* Instructions to follow
Copy everything in the material from the line containing "x-tick-label: 2004 bbox=[349, 34, 385, 50]" down to the line containing "x-tick-label: 2002 bbox=[109, 34, 145, 50]", renaming "data-label" to "value-label" and leaving the rest untouched.

* Record list
+++

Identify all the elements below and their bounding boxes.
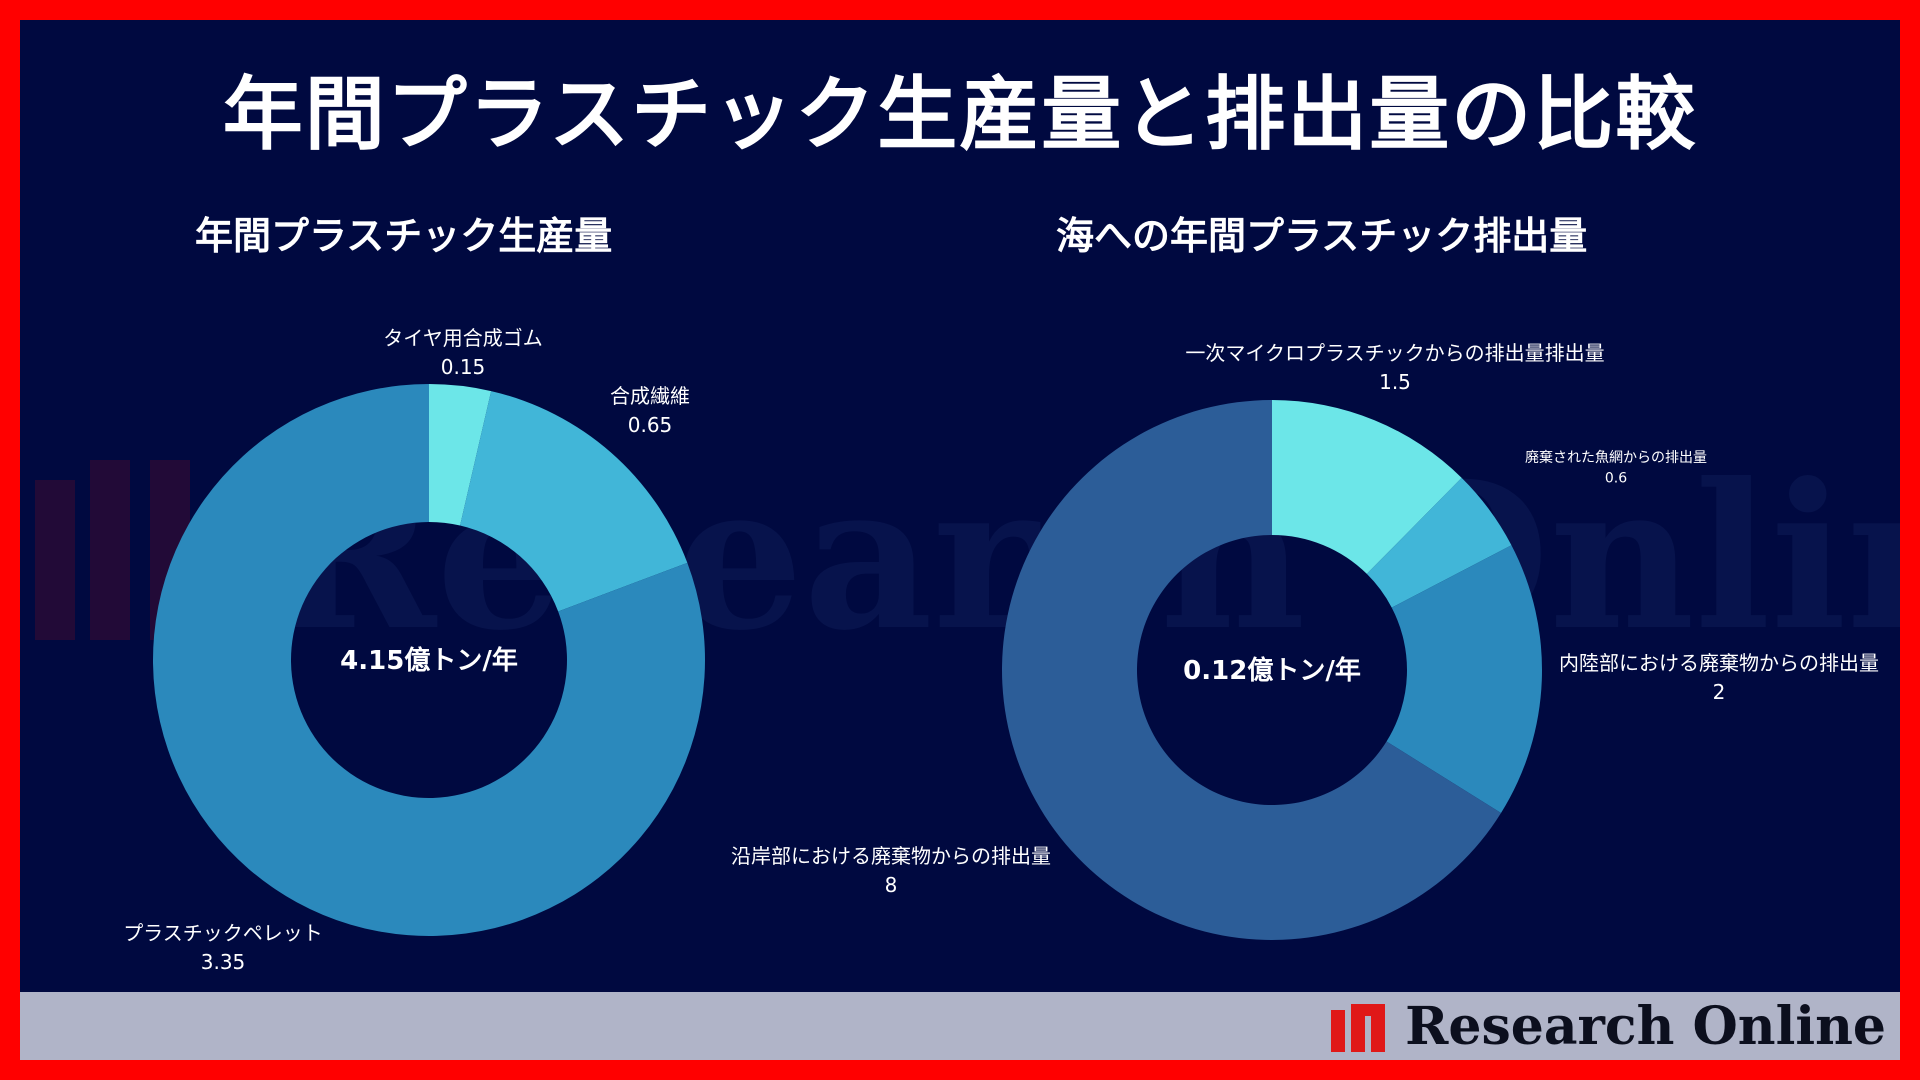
- chart1-slice-0-value: 1.5: [1379, 370, 1411, 394]
- chart0-center-label: 4.15億トン/年: [340, 645, 518, 676]
- footer-bar: Research Online: [20, 992, 1900, 1060]
- chart0-slice-1-value: 0.65: [628, 413, 673, 437]
- logo-icon: [1331, 1004, 1386, 1052]
- chart1-slice-1: [1366, 477, 1512, 608]
- chart0-slice-1: [460, 391, 688, 612]
- chart0-slice-1-label: 合成繊維: [610, 384, 690, 408]
- chart1-slice-0: [1272, 400, 1462, 574]
- chart1-slice-2-label: 内陸部における廃棄物からの排出量: [1559, 651, 1879, 675]
- chart0-slice-2: [152, 384, 705, 937]
- chart1-slice-2: [1386, 545, 1542, 814]
- chart1-slice-3-value: 8: [885, 873, 898, 897]
- chart1-slice-0-label: 一次マイクロプラスチックからの排出量排出量: [1185, 341, 1604, 365]
- chart0-slice-0-label: タイヤ用合成ゴム: [383, 326, 542, 350]
- chart1-slice-1-label: 廃棄された魚網からの排出量: [1525, 449, 1707, 466]
- chart0-slice-0: [429, 384, 492, 526]
- chart0-slice-2-label: プラスチックペレット: [123, 921, 323, 945]
- chart1-slice-2-value: 2: [1713, 680, 1726, 704]
- left-chart-title: 年間プラスチック生産量: [195, 214, 613, 258]
- footer-logo: Research Online: [1331, 992, 1886, 1060]
- chart1-center-label: 0.12億トン/年: [1183, 655, 1361, 686]
- right-chart-title: 海への年間プラスチック排出量: [1056, 214, 1588, 258]
- slide-frame: Research Online 年間プラスチック生産量と排出量の比較 年間プラス…: [20, 20, 1900, 1060]
- chart0-slice-2-value: 3.35: [201, 950, 246, 974]
- chart1-slice-1-value: 0.6: [1605, 470, 1627, 486]
- logo-text: Research Online: [1405, 995, 1886, 1057]
- chart1-slice-3: [1002, 400, 1502, 940]
- chart1-slice-3-label: 沿岸部における廃棄物からの排出量: [731, 844, 1051, 868]
- donut-charts: 4.15億トン/年 タイヤ用合成ゴム 0.15 合成繊維 0.65 プラスチックペレット 3…: [123, 326, 1879, 974]
- page-title: 年間プラスチック生産量と排出量の比較: [222, 68, 1698, 161]
- chart0-slice-0-value: 0.15: [441, 355, 486, 379]
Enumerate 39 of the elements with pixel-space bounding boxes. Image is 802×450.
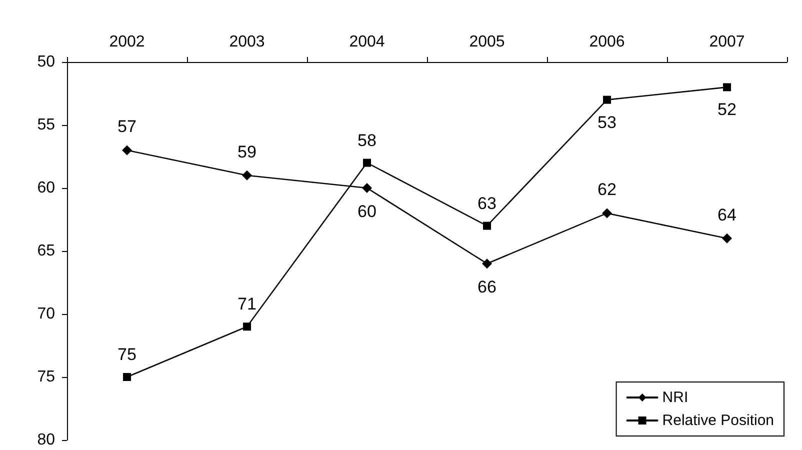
x-tick-label: 2004 bbox=[349, 34, 385, 50]
point bbox=[123, 373, 131, 381]
data-label: 53 bbox=[598, 112, 616, 132]
data-label: 60 bbox=[358, 202, 376, 221]
data-label: 62 bbox=[598, 180, 616, 200]
y-tick-label: 60 bbox=[37, 180, 56, 196]
data-label: 75 bbox=[118, 345, 136, 364]
y-tick-label: 50 bbox=[37, 54, 56, 70]
x-tick-label: 2002 bbox=[109, 34, 145, 50]
data-label: 64 bbox=[718, 205, 736, 224]
point bbox=[483, 222, 491, 230]
y-tick-label: 55 bbox=[37, 116, 56, 134]
data-label: 57 bbox=[118, 117, 136, 136]
data-label: 52 bbox=[718, 100, 736, 120]
data-label: 63 bbox=[478, 194, 496, 213]
point bbox=[363, 158, 371, 167]
x-tick-label: 2007 bbox=[709, 34, 745, 50]
legend-label: Relative Position bbox=[662, 412, 774, 429]
x-tick-label: 2005 bbox=[469, 34, 505, 50]
point bbox=[723, 83, 731, 92]
data-label: 59 bbox=[238, 142, 256, 162]
x-tick-label: 2003 bbox=[229, 34, 265, 50]
y-tick-label: 80 bbox=[37, 432, 56, 448]
y-tick-label: 70 bbox=[37, 306, 56, 322]
y-tick-label: 75 bbox=[37, 368, 56, 386]
point bbox=[722, 233, 732, 244]
data-label: 58 bbox=[358, 130, 376, 150]
point bbox=[602, 208, 612, 218]
point bbox=[122, 145, 132, 156]
legend-label: NRI bbox=[662, 389, 688, 406]
x-tick-label: 2006 bbox=[589, 34, 625, 50]
point bbox=[482, 258, 492, 269]
y-tick-label: 65 bbox=[37, 242, 56, 260]
point bbox=[362, 183, 372, 193]
point bbox=[603, 96, 611, 104]
data-label: 66 bbox=[478, 278, 496, 297]
point bbox=[243, 322, 251, 331]
data-label: 71 bbox=[238, 294, 256, 314]
point bbox=[242, 170, 252, 180]
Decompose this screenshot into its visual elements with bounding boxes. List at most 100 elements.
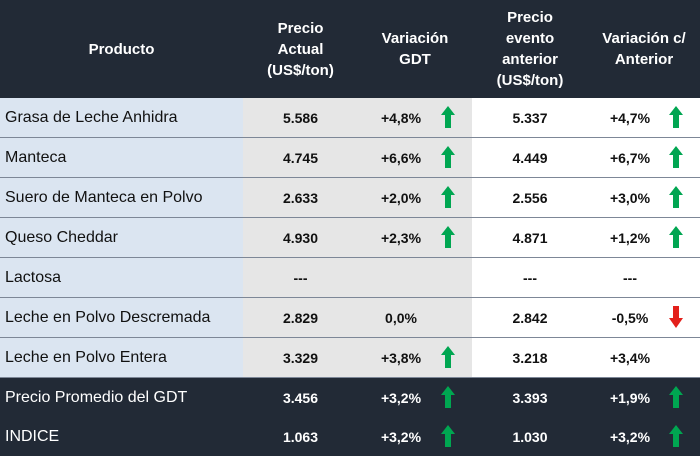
table-row: Grasa de Leche Anhidra 5.586 +4,8% 5.337 +4,… [0,98,700,138]
up-arrow [669,186,683,208]
header-cell: Variación c/Anterior [588,0,700,98]
table-row: INDICE 1.063 +3,2% 1.030 +3,2% [0,417,700,456]
cell-text: 5.586 [282,109,319,126]
arrow-shape [669,186,683,208]
product-cell: Queso Cheddar [0,217,243,258]
arrow-shape [441,425,455,447]
product-cell: Manteca [0,137,243,178]
value-cell: 3.456 [243,377,358,417]
table-row: Leche en Polvo Descremada 2.829 0,0% 2.842 -… [0,297,700,338]
cell-text: INDICE [5,427,60,445]
header-line: anterior [502,51,558,68]
header-line: Producto [88,40,155,58]
header-cell: Precio Actual (US$/ton) [243,0,358,98]
up-arrow [441,226,455,248]
arrow-shape [669,226,683,248]
value-cell: 2.842 [472,297,588,338]
cell-text: +2,0% [380,189,422,206]
product-cell: Grasa de Leche Anhidra [0,98,243,138]
cell-text: +4,7% [609,109,651,126]
value-cell: 1.063 [243,417,358,456]
cell-text: Leche en Polvo Entera [5,348,167,366]
arrow-shape [669,425,683,447]
value-cell: +1,2% [588,217,700,258]
value-cell: +6,7% [588,137,700,178]
cell-text: --- [623,269,637,286]
value-cell: +4,8% [358,98,472,138]
cell-text: 2.633 [282,189,319,206]
cell-text: +3,2% [609,428,651,445]
arrow-shape [441,386,455,408]
value-cell: 2.556 [472,177,588,218]
value-cell: +6,6% [358,137,472,178]
cell-text: 2.829 [282,309,319,326]
cell-text: 2.842 [512,309,548,326]
cell-text: Leche en Polvo Descremada [5,308,211,326]
cell-text: --- [523,269,537,286]
cell-text: 2.556 [512,189,548,206]
value-cell: 4.930 [243,217,358,258]
value-cell: --- [588,257,700,298]
value-cell [358,257,472,298]
cell-text: Precio Promedio del GDT [5,388,188,406]
down-arrow [669,306,683,328]
cell-text: +3,2% [380,389,422,406]
header-line: Actual [277,40,324,58]
cell-text: +1,2% [609,229,651,246]
value-cell: 1.030 [472,417,588,456]
value-cell: --- [472,257,588,298]
cell-text: +3,2% [380,428,422,445]
header-line: Precio [277,19,324,37]
table-row: Suero de Manteca en Polvo 2.633 +2,0% 2.556… [0,177,700,218]
product-cell: INDICE [0,417,243,456]
table-body: Grasa de Leche Anhidra 5.586 +4,8% 5.337 +4,… [0,98,700,456]
cell-text: Suero de Manteca en Polvo [5,188,203,206]
cell-text: +2,3% [380,229,422,246]
arrow-shape [669,306,683,328]
cell-text: 1.063 [282,428,319,445]
value-cell: +3,4% [588,337,700,378]
cell-text: +6,6% [380,149,422,166]
table-row: Queso Cheddar 4.930 +2,3% 4.871 +1,2% [0,217,700,258]
value-cell: +4,7% [588,98,700,138]
value-cell: +3,2% [588,417,700,456]
value-cell: +1,9% [588,377,700,417]
header-row: Producto Precio Actual (US$/ton) Variación GD… [0,0,700,98]
header-line: Variación c/ [602,30,686,47]
table-row: Lactosa --- --- --- [0,257,700,298]
up-arrow [669,106,683,128]
up-arrow [441,186,455,208]
header-line: Variación [381,30,449,47]
cell-text: 1.030 [512,428,548,445]
cell-text: +3,0% [609,189,651,206]
table-row: Manteca 4.745 +6,6% 4.449 +6,7% [0,137,700,178]
arrow-shape [441,346,455,368]
arrow-shape [441,186,455,208]
header-line: evento [505,30,555,47]
cell-text: +1,9% [609,389,651,406]
value-cell: +3,2% [358,417,472,456]
up-arrow [669,425,683,447]
cell-text: +3,8% [380,349,422,366]
arrow-shape [669,146,683,168]
cell-text: Manteca [5,148,67,166]
value-cell: 4.871 [472,217,588,258]
up-arrow [441,386,455,408]
cell-text: +3,4% [609,349,651,366]
cell-text: 4.449 [512,149,548,166]
product-cell: Precio Promedio del GDT [0,377,243,417]
cell-text: Lactosa [5,268,62,286]
arrow-shape [441,226,455,248]
cell-text: 3.329 [282,349,319,366]
value-cell: --- [243,257,358,298]
table-row: Leche en Polvo Entera 3.329 +3,8% 3.218 +3,4… [0,337,700,378]
up-arrow [441,106,455,128]
product-cell: Suero de Manteca en Polvo [0,177,243,218]
up-arrow [669,226,683,248]
arrow-shape [441,146,455,168]
header-cell: Variación GDT [358,0,472,98]
cell-text: Grasa de Leche Anhidra [5,108,178,126]
product-cell: Leche en Polvo Descremada [0,297,243,338]
value-cell: 3.393 [472,377,588,417]
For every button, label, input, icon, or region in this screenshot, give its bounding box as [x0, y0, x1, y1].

+++

* Complete response
x-tick-label: 2004 bbox=[349, 34, 385, 50]
point bbox=[123, 373, 131, 381]
value-label: 53 bbox=[598, 112, 616, 132]
value-label: 60 bbox=[358, 202, 376, 221]
value-label: 62 bbox=[598, 180, 616, 200]
y-tick-label: 60 bbox=[37, 180, 56, 196]
value-label: 75 bbox=[118, 345, 136, 364]
y-tick-label: 50 bbox=[37, 54, 56, 70]
x-tick-label: 2002 bbox=[109, 34, 145, 50]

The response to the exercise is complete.